Start

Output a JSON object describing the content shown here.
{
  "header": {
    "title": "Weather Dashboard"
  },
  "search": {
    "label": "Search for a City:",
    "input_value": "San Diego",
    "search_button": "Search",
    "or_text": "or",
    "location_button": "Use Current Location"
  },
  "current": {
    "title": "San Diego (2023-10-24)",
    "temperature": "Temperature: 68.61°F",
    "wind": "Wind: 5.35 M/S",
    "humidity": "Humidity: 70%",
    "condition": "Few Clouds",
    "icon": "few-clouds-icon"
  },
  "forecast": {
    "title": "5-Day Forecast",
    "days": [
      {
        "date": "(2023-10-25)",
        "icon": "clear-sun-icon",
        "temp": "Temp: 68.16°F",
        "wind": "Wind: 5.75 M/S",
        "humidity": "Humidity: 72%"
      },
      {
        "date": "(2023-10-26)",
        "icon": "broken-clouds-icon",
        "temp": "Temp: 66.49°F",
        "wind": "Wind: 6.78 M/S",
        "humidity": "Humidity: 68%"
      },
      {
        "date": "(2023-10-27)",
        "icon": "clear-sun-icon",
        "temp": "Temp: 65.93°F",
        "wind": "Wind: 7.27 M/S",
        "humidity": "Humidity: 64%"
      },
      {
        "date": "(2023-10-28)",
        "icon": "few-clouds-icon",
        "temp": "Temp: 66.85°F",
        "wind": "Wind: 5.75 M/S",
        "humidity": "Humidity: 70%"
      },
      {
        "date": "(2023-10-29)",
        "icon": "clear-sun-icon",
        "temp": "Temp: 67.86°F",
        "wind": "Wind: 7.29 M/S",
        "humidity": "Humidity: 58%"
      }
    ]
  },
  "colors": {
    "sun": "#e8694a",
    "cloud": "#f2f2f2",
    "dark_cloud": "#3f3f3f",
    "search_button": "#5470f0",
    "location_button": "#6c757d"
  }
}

End
Start

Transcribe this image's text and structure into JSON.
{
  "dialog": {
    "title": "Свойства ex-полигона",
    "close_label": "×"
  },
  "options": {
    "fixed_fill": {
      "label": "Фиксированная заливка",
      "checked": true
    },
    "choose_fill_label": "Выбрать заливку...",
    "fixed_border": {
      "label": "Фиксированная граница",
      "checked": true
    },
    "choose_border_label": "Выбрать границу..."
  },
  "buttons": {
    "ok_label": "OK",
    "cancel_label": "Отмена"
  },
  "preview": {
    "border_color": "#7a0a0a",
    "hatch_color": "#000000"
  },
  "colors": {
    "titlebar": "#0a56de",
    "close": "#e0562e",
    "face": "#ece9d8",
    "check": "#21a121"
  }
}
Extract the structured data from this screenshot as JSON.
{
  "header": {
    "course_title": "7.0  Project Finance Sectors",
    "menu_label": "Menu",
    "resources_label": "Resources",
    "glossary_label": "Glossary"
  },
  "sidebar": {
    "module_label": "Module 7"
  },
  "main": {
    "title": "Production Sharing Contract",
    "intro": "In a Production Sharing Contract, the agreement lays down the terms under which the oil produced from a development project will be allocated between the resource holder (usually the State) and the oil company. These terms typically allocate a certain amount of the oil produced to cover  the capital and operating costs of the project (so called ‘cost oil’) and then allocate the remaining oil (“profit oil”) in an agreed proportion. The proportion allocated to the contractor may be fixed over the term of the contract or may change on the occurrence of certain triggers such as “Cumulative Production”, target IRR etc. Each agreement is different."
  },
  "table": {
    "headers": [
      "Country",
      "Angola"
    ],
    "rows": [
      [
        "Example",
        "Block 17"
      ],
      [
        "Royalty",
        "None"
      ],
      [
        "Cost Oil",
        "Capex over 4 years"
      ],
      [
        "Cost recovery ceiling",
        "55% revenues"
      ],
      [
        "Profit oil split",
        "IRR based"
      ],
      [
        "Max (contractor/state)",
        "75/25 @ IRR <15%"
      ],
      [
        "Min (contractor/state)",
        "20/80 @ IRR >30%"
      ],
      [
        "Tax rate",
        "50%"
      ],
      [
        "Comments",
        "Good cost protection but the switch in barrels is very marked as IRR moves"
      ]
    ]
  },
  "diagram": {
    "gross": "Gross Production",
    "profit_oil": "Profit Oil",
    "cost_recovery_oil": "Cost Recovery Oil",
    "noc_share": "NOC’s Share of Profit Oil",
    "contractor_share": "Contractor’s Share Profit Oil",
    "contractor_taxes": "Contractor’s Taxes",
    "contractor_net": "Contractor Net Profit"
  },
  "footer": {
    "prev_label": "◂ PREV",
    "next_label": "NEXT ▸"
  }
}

End
Start

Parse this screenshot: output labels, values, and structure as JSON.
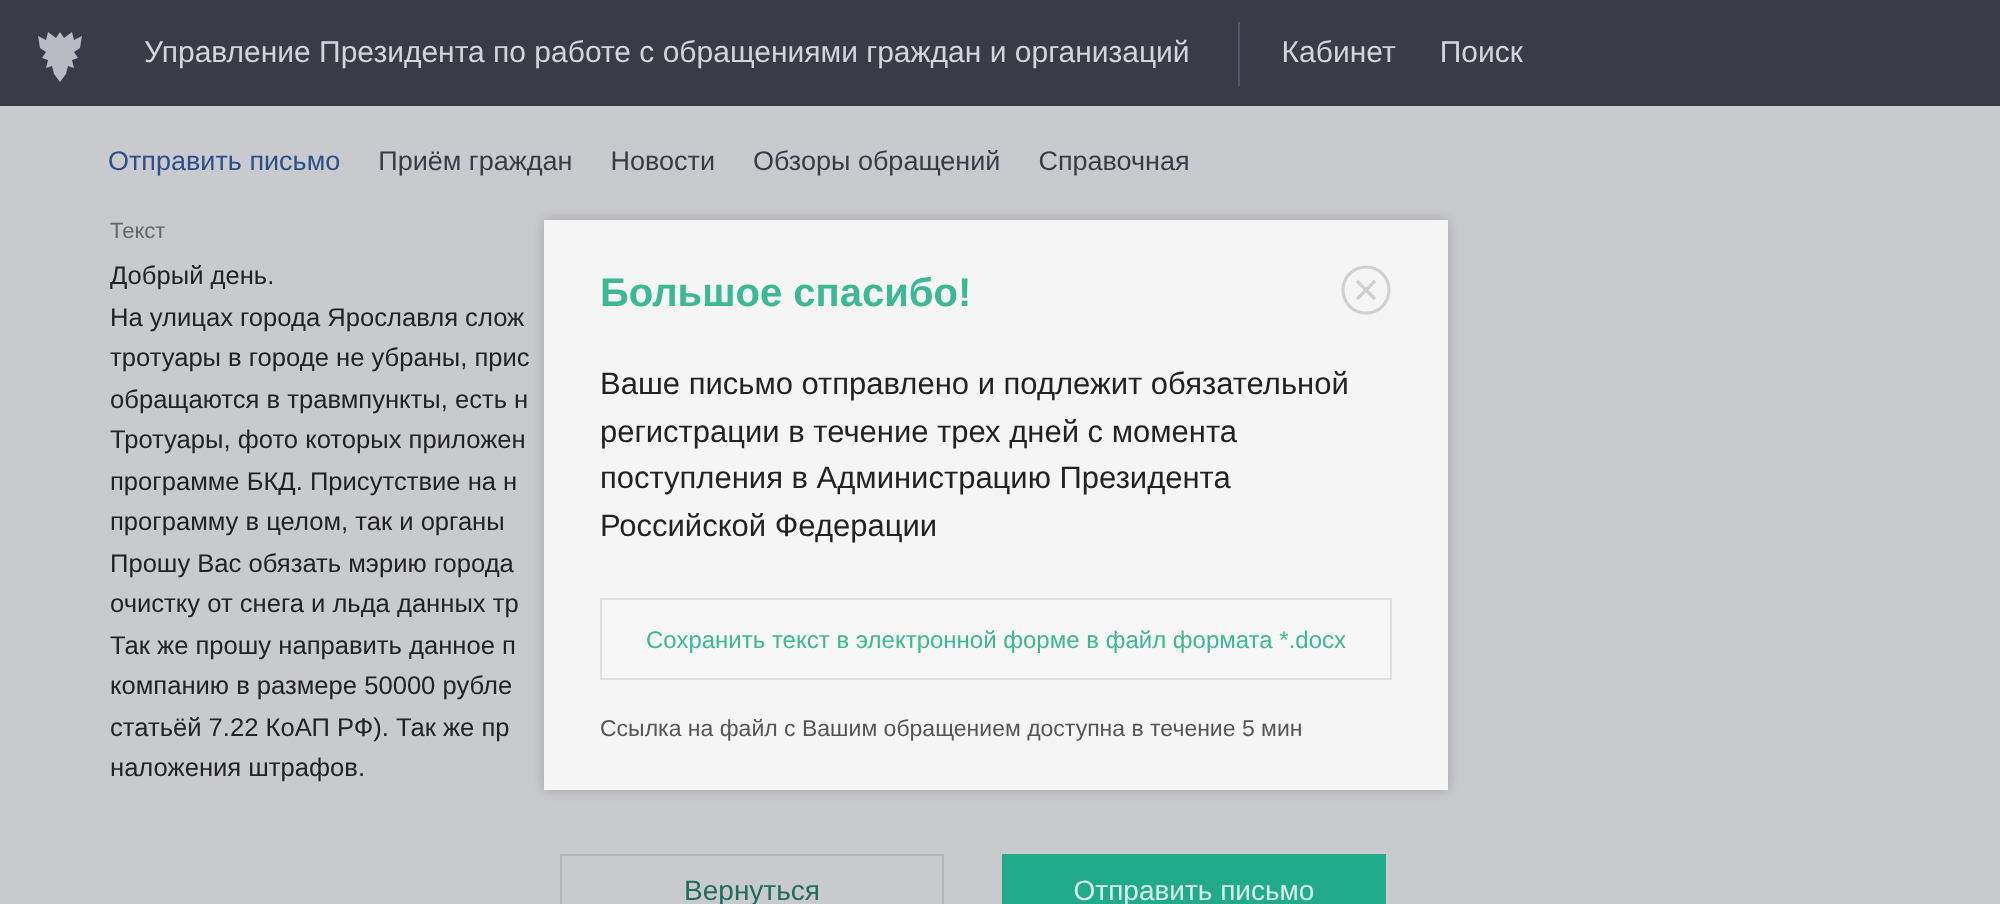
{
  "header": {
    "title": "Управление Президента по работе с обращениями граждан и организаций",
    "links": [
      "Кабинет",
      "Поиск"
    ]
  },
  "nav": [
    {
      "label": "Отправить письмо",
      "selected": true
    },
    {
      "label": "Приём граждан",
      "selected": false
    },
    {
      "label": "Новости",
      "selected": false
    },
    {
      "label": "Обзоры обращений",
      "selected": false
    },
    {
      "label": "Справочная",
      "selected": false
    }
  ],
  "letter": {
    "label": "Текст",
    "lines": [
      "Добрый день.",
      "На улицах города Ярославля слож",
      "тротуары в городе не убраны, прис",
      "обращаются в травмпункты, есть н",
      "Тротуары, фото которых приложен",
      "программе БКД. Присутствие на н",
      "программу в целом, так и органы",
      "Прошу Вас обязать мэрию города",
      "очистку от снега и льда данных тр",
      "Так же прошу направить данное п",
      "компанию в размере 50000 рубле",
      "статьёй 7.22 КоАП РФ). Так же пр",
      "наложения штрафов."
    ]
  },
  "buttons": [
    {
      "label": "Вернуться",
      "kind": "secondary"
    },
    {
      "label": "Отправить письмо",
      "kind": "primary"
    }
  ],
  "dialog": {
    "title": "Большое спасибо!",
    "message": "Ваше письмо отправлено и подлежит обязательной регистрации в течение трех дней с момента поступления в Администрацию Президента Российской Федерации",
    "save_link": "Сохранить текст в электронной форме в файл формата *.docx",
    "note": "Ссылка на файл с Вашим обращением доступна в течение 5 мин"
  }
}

End

In the records above, locate every line with the string "Diego" and copy it.

    "input_value": "San Diego",
    "title": "San Diego (2023-10-24)",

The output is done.